» **Extracted information**:
☆ ☆ ☆
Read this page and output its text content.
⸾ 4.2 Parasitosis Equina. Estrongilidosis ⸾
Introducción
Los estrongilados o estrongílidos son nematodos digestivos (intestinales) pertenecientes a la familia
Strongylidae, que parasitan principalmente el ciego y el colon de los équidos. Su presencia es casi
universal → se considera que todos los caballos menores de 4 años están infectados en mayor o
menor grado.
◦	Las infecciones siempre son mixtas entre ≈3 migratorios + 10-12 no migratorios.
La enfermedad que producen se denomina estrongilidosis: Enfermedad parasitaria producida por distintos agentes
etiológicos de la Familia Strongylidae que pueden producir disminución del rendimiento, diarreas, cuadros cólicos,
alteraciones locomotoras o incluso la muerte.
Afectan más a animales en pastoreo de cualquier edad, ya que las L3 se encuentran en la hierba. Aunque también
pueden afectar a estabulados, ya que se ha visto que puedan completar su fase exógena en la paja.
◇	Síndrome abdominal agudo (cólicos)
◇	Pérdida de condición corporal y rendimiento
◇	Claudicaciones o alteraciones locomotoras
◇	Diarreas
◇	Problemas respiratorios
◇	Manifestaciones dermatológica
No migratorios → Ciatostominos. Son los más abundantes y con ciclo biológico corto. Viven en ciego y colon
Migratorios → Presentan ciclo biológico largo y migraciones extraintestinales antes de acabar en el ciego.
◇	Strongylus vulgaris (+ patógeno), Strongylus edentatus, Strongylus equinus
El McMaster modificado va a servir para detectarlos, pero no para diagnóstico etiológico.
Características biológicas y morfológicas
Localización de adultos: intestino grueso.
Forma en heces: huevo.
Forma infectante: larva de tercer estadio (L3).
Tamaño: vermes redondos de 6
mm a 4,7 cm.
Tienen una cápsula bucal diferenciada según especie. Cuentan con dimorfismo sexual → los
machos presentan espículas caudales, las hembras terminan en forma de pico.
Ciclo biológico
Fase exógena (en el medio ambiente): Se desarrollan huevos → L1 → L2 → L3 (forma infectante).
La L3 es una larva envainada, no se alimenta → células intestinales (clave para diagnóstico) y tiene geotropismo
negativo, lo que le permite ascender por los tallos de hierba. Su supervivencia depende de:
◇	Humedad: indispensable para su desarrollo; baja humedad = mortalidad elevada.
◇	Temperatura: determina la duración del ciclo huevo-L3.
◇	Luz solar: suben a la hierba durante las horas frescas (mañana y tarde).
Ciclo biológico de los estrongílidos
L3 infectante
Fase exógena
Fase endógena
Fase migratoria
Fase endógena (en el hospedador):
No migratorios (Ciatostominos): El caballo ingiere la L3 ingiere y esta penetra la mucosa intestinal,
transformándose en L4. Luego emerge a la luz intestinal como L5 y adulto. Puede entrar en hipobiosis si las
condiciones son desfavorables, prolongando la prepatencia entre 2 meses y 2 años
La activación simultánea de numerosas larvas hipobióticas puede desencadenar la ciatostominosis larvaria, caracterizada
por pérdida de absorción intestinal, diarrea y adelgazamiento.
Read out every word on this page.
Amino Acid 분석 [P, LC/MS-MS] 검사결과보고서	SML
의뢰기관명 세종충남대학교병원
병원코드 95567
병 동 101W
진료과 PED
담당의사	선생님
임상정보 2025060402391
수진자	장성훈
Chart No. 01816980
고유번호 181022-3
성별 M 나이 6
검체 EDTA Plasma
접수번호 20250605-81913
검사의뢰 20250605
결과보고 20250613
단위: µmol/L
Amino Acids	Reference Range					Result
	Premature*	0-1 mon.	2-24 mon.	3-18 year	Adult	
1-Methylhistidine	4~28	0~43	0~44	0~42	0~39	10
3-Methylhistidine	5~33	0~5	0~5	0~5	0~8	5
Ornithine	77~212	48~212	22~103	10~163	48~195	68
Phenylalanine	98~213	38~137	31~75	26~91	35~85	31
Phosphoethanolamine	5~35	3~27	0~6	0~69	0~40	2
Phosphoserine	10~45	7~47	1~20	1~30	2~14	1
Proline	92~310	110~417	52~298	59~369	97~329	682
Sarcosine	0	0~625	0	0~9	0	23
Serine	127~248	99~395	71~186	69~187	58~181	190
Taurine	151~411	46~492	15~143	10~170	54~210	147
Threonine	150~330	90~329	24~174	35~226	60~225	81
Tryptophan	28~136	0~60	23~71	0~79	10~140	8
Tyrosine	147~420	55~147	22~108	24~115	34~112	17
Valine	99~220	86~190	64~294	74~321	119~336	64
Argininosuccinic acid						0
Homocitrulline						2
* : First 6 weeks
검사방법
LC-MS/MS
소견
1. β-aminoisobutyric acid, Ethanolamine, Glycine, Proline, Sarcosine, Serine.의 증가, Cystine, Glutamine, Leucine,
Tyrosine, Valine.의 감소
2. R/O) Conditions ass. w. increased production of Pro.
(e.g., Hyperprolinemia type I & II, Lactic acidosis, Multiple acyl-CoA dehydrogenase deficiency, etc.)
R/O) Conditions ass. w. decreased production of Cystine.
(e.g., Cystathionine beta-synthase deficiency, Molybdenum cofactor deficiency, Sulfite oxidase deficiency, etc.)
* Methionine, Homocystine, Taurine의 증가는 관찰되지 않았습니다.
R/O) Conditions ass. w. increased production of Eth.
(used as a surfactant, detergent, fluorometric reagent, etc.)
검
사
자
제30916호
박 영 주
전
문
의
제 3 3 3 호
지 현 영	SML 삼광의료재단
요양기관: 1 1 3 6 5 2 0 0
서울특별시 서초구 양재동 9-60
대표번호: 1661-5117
☆ ☆ ☆
» **Task goal**: Could you quote, exactly as they appear, the line containing "Read out every word on this page." and every line after it to the end of the records above?

» **Full response**:
Read out every word on this page.
Amino Acid 분석 [P, LC/MS-MS] 검사결과보고서	SML
의뢰기관명 세종충남대학교병원
병원코드 95567
병 동 101W
진료과 PED
담당의사	선생님
임상정보 2025060402391
수진자	장성훈
Chart No. 01816980
고유번호 181022-3
성별 M 나이 6
검체 EDTA Plasma
접수번호 20250605-81913
검사의뢰 20250605
결과보고 20250613
단위: µmol/L
Amino Acids	Reference Range					Result
	Premature*	0-1 mon.	2-24 mon.	3-18 year	Adult	
1-Methylhistidine	4~28	0~43	0~44	0~42	0~39	10
3-Methylhistidine	5~33	0~5	0~5	0~5	0~8	5
Ornithine	77~212	48~212	22~103	10~163	48~195	68
Phenylalanine	98~213	38~137	31~75	26~91	35~85	31
Phosphoethanolamine	5~35	3~27	0~6	0~69	0~40	2
Phosphoserine	10~45	7~47	1~20	1~30	2~14	1
Proline	92~310	110~417	52~298	59~369	97~329	682
Sarcosine	0	0~625	0	0~9	0	23
Serine	127~248	99~395	71~186	69~187	58~181	190
Taurine	151~411	46~492	15~143	10~170	54~210	147
Threonine	150~330	90~329	24~174	35~226	60~225	81
Tryptophan	28~136	0~60	23~71	0~79	10~140	8
Tyrosine	147~420	55~147	22~108	24~115	34~112	17
Valine	99~220	86~190	64~294	74~321	119~336	64
Argininosuccinic acid						0
Homocitrulline						2
* : First 6 weeks
검사방법
LC-MS/MS
소견
1. β-aminoisobutyric acid, Ethanolamine, Glycine, Proline, Sarcosine, Serine.의 증가, Cystine, Glutamine, Leucine,
Tyrosine, Valine.의 감소
2. R/O) Conditions ass. w. increased production of Pro.
(e.g., Hyperprolinemia type I & II, Lactic acidosis, Multiple acyl-CoA dehydrogenase deficiency, etc.)
R/O) Conditions ass. w. decreased production of Cystine.
(e.g., Cystathionine beta-synthase deficiency, Molybdenum cofactor deficiency, Sulfite oxidase deficiency, etc.)
* Methionine, Homocystine, Taurine의 증가는 관찰되지 않았습니다.
R/O) Conditions ass. w. increased production of Eth.
(used as a surfactant, detergent, fluorometric reagent, etc.)
검
사
자
제30916호
박 영 주
전
문
의
제 3 3 3 호
지 현 영	SML 삼광의료재단
요양기관: 1 1 3 6 5 2 0 0
서울특별시 서초구 양재동 9-60
대표번호: 1661-5117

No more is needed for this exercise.